◆ STATED EXERCISE ◆
Repeat the data below exactly, dropping any pictures it holds.

————

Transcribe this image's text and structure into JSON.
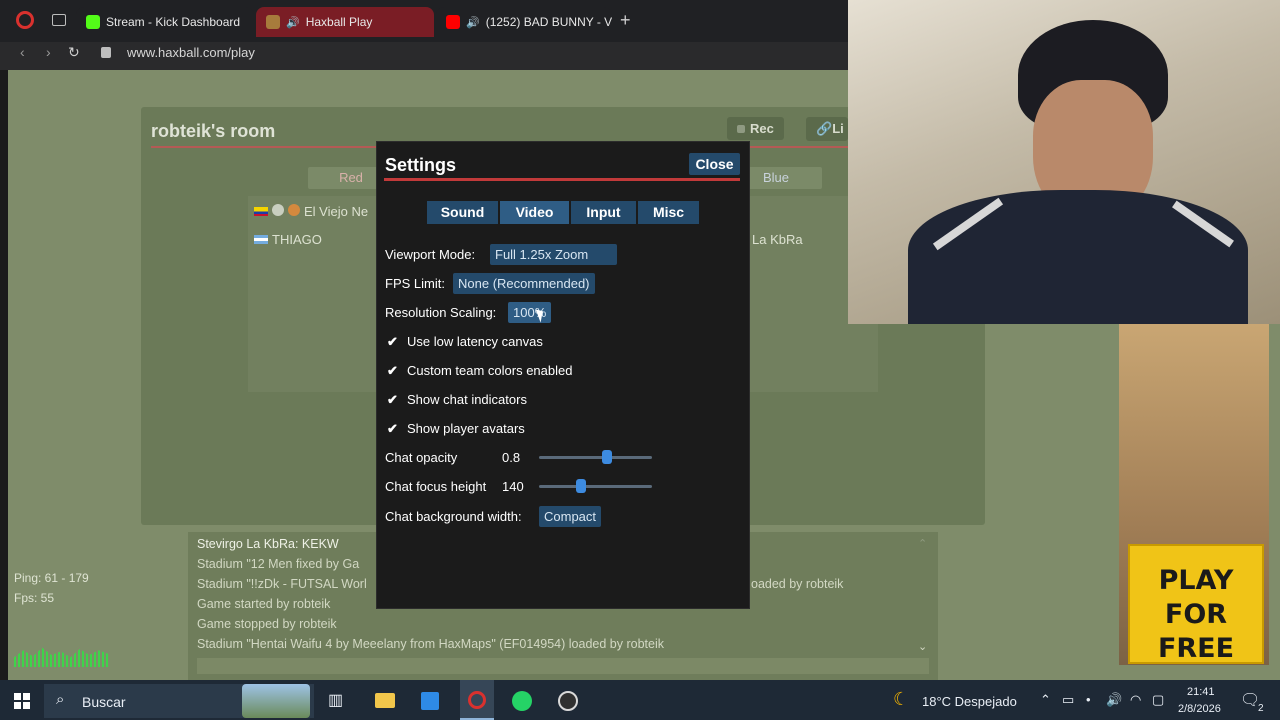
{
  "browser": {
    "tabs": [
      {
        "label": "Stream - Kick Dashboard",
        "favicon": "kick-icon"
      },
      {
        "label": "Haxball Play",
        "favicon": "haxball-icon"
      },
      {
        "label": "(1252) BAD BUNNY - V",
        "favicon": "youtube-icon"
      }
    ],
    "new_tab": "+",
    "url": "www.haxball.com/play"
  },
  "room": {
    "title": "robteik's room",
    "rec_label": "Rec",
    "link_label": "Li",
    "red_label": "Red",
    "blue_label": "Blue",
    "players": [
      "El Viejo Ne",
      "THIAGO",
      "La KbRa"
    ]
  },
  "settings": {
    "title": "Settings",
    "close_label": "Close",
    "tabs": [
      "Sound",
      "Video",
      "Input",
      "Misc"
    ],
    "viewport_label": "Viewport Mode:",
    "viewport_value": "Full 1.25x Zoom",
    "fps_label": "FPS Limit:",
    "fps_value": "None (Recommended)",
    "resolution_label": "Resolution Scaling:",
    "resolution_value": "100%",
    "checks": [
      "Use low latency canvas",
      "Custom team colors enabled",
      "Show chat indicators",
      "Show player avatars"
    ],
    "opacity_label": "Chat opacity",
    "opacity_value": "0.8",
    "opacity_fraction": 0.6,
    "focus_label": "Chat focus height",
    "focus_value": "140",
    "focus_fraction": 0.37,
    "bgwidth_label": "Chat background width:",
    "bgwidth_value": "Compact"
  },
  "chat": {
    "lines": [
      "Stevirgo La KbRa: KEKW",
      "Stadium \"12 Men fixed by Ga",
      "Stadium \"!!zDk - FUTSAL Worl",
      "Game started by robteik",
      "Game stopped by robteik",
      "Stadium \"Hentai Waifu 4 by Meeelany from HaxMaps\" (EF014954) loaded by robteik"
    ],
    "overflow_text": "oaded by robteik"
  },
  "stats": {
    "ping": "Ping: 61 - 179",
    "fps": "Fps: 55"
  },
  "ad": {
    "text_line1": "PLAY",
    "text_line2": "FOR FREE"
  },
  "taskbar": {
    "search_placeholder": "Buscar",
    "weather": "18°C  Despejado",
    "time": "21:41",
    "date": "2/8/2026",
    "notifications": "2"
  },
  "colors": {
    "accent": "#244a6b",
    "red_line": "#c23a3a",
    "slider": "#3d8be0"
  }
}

————

◆ WRITTEN ANSWER ◆
Transcribe this image's text and structure into JSON.
{
  "browser": {
    "tabs": [
      {
        "label": "Stream - Kick Dashboard",
        "favicon": "kick-icon"
      },
      {
        "label": "Haxball Play",
        "favicon": "haxball-icon"
      },
      {
        "label": "(1252) BAD BUNNY - V",
        "favicon": "youtube-icon"
      }
    ],
    "new_tab": "+",
    "url": "www.haxball.com/play"
  },
  "room": {
    "title": "robteik's room",
    "rec_label": "Rec",
    "link_label": "Li",
    "red_label": "Red",
    "blue_label": "Blue",
    "players": [
      "El Viejo Ne",
      "THIAGO",
      "La KbRa"
    ]
  },
  "settings": {
    "title": "Settings",
    "close_label": "Close",
    "tabs": [
      "Sound",
      "Video",
      "Input",
      "Misc"
    ],
    "viewport_label": "Viewport Mode:",
    "viewport_value": "Full 1.25x Zoom",
    "fps_label": "FPS Limit:",
    "fps_value": "None (Recommended)",
    "resolution_label": "Resolution Scaling:",
    "resolution_value": "100%",
    "checks": [
      "Use low latency canvas",
      "Custom team colors enabled",
      "Show chat indicators",
      "Show player avatars"
    ],
    "opacity_label": "Chat opacity",
    "opacity_value": "0.8",
    "opacity_fraction": 0.6,
    "focus_label": "Chat focus height",
    "focus_value": "140",
    "focus_fraction": 0.37,
    "bgwidth_label": "Chat background width:",
    "bgwidth_value": "Compact"
  },
  "chat": {
    "lines": [
      "Stevirgo La KbRa: KEKW",
      "Stadium \"12 Men fixed by Ga",
      "Stadium \"!!zDk - FUTSAL Worl",
      "Game started by robteik",
      "Game stopped by robteik",
      "Stadium \"Hentai Waifu 4 by Meeelany from HaxMaps\" (EF014954) loaded by robteik"
    ],
    "overflow_text": "oaded by robteik"
  },
  "stats": {
    "ping": "Ping: 61 - 179",
    "fps": "Fps: 55"
  },
  "ad": {
    "text_line1": "PLAY",
    "text_line2": "FOR FREE"
  },
  "taskbar": {
    "search_placeholder": "Buscar",
    "weather": "18°C  Despejado",
    "time": "21:41",
    "date": "2/8/2026",
    "notifications": "2"
  },
  "colors": {
    "accent": "#244a6b",
    "red_line": "#c23a3a",
    "slider": "#3d8be0"
  }
}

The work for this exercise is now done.